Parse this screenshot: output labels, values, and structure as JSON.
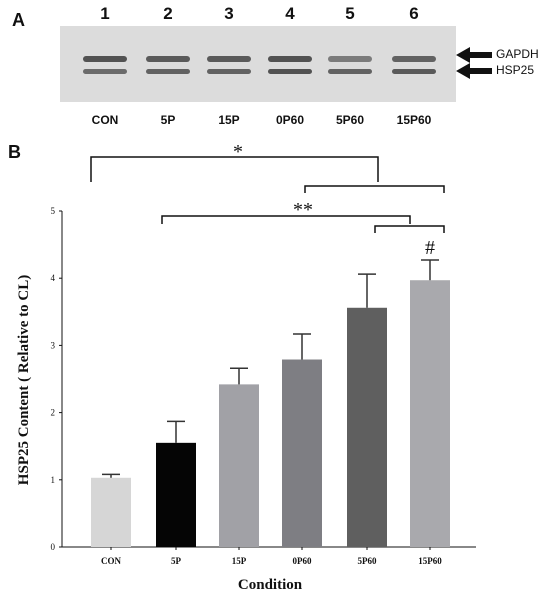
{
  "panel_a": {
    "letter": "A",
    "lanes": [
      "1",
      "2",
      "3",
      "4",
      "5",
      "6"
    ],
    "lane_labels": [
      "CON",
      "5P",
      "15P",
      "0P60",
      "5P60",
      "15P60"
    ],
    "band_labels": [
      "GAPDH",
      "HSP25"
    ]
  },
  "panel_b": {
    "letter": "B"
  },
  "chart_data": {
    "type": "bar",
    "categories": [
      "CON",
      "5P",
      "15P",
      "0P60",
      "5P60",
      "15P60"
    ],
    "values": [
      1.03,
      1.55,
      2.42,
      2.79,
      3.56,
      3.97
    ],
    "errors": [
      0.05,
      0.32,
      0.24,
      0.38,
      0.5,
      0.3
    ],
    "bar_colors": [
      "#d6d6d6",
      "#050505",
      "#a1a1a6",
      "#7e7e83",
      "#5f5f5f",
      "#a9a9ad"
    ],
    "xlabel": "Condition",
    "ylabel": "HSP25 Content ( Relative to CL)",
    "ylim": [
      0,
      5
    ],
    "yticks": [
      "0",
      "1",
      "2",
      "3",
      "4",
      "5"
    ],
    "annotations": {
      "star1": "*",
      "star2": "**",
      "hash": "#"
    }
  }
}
...
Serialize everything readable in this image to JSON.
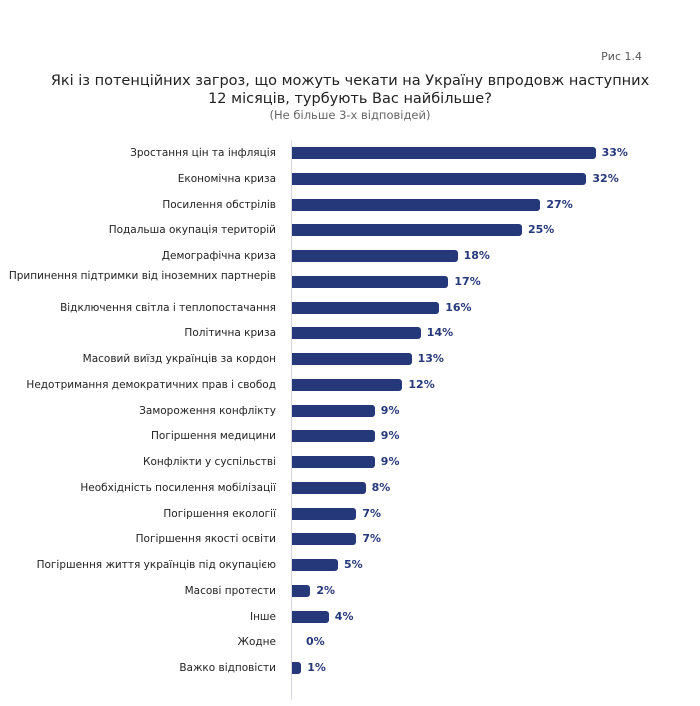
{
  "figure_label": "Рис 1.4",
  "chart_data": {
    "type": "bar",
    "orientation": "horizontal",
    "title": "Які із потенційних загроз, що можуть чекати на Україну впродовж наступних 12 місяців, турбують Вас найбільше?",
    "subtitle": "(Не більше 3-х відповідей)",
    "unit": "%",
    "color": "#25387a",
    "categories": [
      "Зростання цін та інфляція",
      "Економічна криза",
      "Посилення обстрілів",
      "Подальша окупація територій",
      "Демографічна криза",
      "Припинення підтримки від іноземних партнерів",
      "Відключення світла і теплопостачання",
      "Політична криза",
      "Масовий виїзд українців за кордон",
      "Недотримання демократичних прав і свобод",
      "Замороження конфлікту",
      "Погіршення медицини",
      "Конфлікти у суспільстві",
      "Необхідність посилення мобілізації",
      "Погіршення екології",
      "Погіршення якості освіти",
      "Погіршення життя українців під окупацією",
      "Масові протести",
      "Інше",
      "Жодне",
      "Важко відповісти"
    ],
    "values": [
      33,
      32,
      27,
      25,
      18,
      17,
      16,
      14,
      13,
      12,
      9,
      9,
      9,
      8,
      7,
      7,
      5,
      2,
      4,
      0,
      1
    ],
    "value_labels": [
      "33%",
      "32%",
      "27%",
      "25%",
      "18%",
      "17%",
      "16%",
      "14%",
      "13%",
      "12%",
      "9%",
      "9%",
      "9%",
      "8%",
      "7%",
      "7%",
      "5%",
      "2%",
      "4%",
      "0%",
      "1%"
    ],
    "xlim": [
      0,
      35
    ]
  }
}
--
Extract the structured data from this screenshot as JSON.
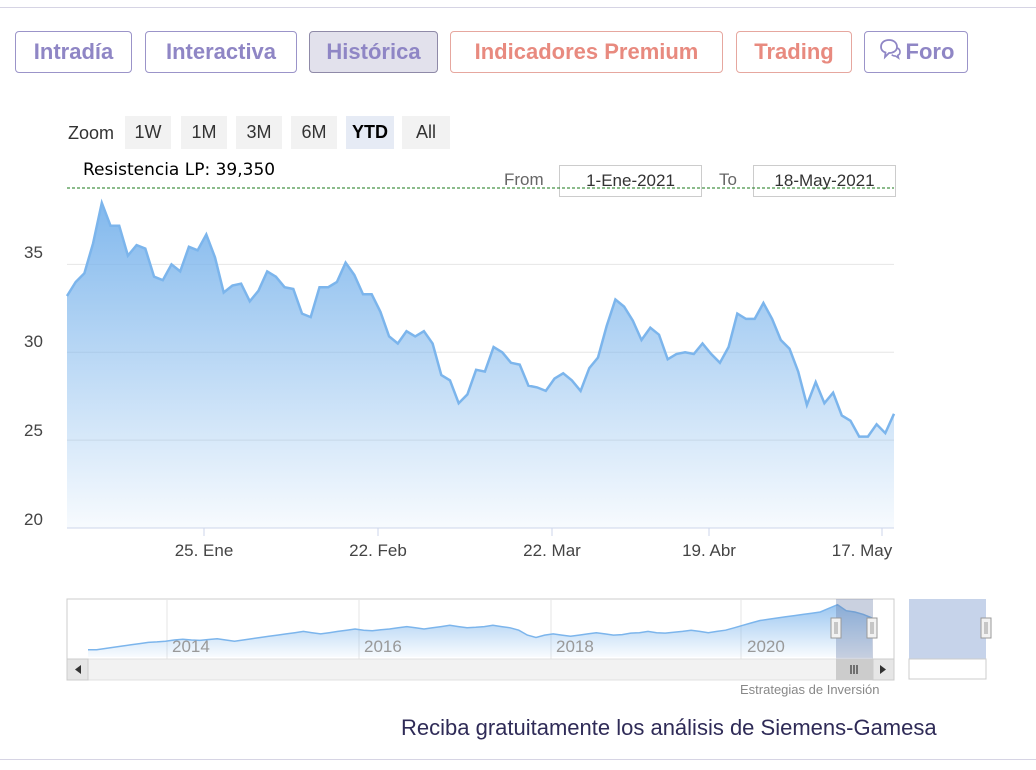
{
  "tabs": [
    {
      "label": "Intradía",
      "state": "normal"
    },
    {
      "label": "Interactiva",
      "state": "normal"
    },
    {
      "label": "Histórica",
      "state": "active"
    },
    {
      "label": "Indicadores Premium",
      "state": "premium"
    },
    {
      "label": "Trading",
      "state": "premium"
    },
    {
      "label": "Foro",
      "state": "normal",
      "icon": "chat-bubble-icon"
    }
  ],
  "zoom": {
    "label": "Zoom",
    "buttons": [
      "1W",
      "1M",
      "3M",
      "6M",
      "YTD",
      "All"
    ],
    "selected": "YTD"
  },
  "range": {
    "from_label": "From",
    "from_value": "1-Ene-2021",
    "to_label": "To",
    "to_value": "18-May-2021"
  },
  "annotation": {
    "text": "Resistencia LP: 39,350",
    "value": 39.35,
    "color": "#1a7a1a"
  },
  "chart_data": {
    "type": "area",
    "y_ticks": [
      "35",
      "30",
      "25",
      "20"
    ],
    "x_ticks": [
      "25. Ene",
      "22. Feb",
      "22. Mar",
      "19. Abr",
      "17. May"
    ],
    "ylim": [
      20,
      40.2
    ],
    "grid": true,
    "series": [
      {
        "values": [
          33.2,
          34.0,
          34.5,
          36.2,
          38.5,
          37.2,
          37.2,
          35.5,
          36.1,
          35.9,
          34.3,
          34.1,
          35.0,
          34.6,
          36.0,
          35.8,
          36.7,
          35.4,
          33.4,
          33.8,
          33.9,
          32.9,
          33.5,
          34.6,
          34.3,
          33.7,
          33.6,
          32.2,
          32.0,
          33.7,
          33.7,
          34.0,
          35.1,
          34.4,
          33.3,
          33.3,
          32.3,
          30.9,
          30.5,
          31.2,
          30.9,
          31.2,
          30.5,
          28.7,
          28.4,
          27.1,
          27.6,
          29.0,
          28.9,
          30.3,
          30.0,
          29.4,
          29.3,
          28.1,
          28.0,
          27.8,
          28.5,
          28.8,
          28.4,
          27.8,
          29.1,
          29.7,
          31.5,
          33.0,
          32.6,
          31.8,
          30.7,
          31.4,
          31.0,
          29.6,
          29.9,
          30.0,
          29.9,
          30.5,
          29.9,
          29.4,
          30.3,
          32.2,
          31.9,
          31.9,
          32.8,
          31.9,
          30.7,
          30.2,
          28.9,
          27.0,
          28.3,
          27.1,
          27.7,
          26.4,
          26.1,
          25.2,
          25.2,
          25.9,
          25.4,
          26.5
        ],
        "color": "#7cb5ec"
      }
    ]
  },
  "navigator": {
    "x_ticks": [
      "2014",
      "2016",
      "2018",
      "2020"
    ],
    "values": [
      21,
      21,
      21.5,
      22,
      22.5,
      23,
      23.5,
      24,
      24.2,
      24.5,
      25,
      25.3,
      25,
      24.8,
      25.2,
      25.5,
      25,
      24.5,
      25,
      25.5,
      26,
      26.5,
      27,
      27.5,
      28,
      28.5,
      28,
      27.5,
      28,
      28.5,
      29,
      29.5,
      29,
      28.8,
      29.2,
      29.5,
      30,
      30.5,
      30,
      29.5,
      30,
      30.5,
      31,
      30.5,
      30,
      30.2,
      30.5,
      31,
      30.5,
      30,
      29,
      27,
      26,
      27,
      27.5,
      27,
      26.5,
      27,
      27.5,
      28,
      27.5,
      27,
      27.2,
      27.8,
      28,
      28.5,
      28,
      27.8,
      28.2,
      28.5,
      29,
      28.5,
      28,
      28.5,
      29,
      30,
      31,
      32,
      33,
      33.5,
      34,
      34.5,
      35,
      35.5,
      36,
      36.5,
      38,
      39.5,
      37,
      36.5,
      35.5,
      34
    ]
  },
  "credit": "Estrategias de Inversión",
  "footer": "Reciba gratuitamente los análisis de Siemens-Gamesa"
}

# [WHAT YOU NEED TO DO]
Find how many lines of the listing include the string "українців" and give that number, nothing else.

# [FULL ANSWER]
2